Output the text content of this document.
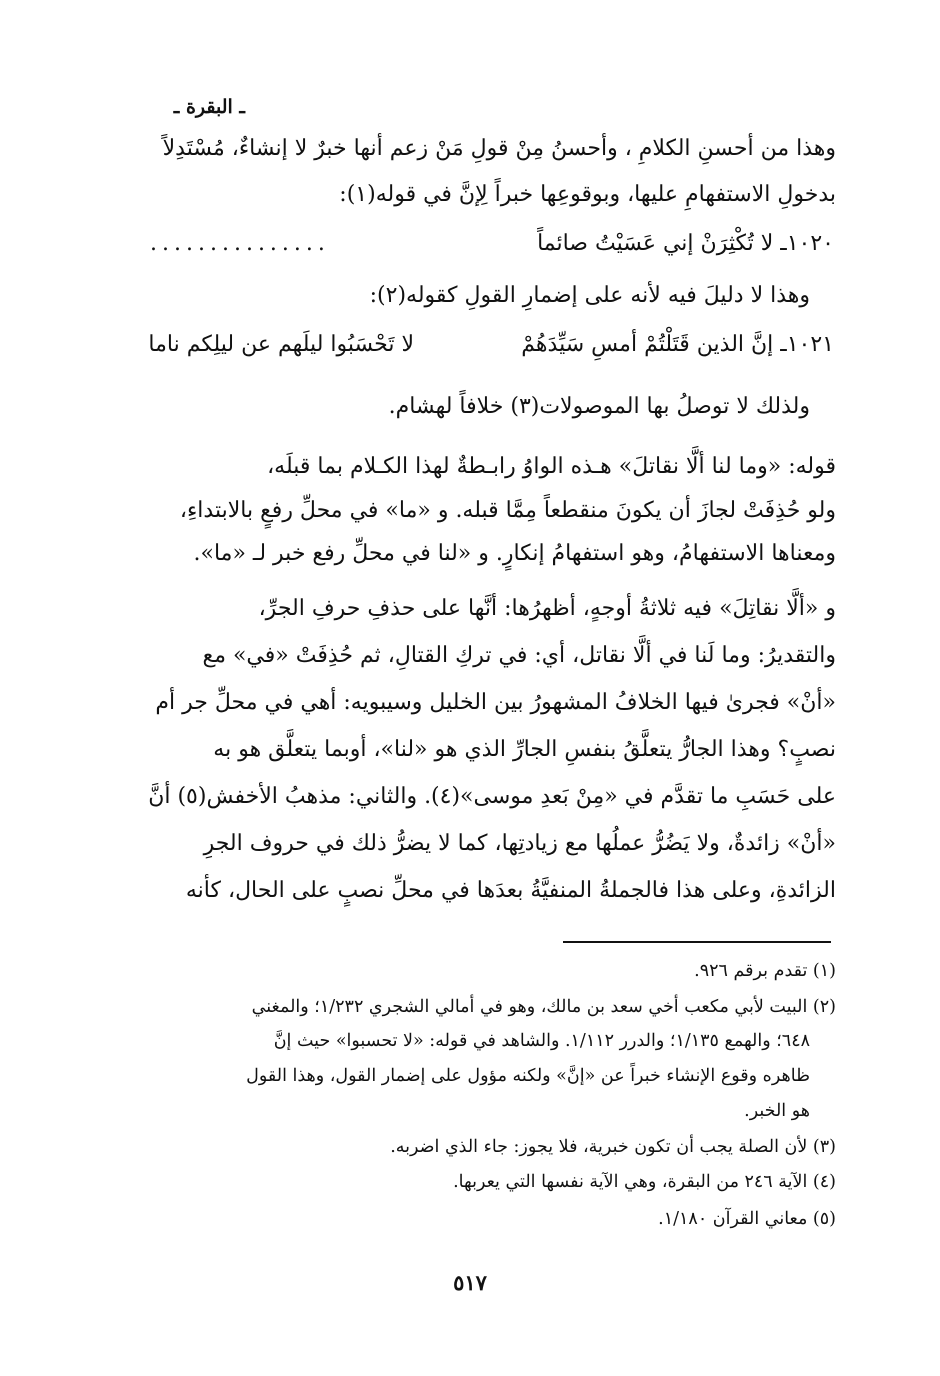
ـ البقرة ـ
وهذا من أحسنِ الكلامِ ، وأحسنُ مِنْ قولِ مَنْ زعم أنها خبرٌ لا إنشاءٌ، مُسْتَدِلاً
بدخولِ الاستفهامِ عليها، وبوقوعِها خبراً لِإنَّ في قوله(١):
١٠٢٠ـ لا تُكْثِرَنْ إني عَسَيْتُ صائماً
...............
وهذا لا دليلَ فيه لأنه على إضمارِ القولِ كقوله(٢):
١٠٢١ـ إنَّ الذين قَتَلْتُمْ أمسِ سَيِّدَهُمْ
لا تَحْسَبُوا ليلَهم عن ليلِكم ناما
ولذلك لا توصلُ بها الموصولات(٣) خلافاً لهشام.
قوله: «وما لنا ألَّا نقاتلَ» هـذه الواوُ رابـطةٌ لهذا الكـلام بما قبلَه،
ولو حُذِفَتْ لجازَ أن يكونَ منقطعاً مِمَّا قبله. و «ما» في محلِّ رفعٍ بالابتداءِ،
ومعناها الاستفهامُ، وهو استفهامُ إنكارٍ. و «لنا في محلِّ رفع خبر لـ «ما».
و «ألَّا نقاتِلَ» فيه ثلاثةُ أوجهٍ، أظهرُها: أنَّها على حذفِ حرفِ الجرِّ،
والتقديرُ: وما لَنا في ألَّا نقاتل، أي: في تركِ القتالِ، ثم حُذِفَتْ «في» مع
«أنْ» فجرىٰ فيها الخلافُ المشهورُ بين الخليل وسيبويه: أهي في محلِّ جر أم
نصبٍ؟ وهذا الجارُّ يتعلَّقُ بنفسِ الجارِّ الذي هو «لنا»، أوبما يتعلَّق هو به
على حَسَبِ ما تقدَّم في «مِنْ بَعدِ موسى»(٤). والثاني: مذهبُ الأخفش(٥) أنَّ
«أنْ» زائدةٌ، ولا يَضُرُّ عملُها مع زيادتِها، كما لا يضرُّ ذلك في حروف الجرِ
الزائدةِ، وعلى هذا فالجملةُ المنفيَّةُ بعدَها في محلِّ نصبٍ على الحال، كأنه
(١) تقدم برقم ٩٢٦.
(٢) البيت لأبي مكعب أخي سعد بن مالك، وهو في أمالي الشجري ١/٢٣٢؛ والمغني
٦٤٨؛ والهمع ١/١٣٥؛ والدرر ١/١١٢. والشاهد في قوله: «لا تحسبوا» حيث إنَّ
ظاهره وقوع الإنشاء خبراً عن «إنَّ» ولكنه مؤول على إضمار القول، وهذا القول
هو الخبر.
(٣) لأن الصلة يجب أن تكون خبرية، فلا يجوز: جاء الذي اضربه.
(٤) الآية ٢٤٦ من البقرة، وهي الآية نفسها التي يعربها.
(٥) معاني القرآن ١/١٨٠.
٥١٧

### Your goal
Locate the word "الجر" in the entries, and copy every line where it is found.

### Output
و «ألَّا نقاتِلَ» فيه ثلاثةُ أوجهٍ، أظهرُها: أنَّها على حذفِ حرفِ الجرِّ،
«أنْ» زائدةٌ، ولا يَضُرُّ عملُها مع زيادتِها، كما لا يضرُّ ذلك في حروف الجرِ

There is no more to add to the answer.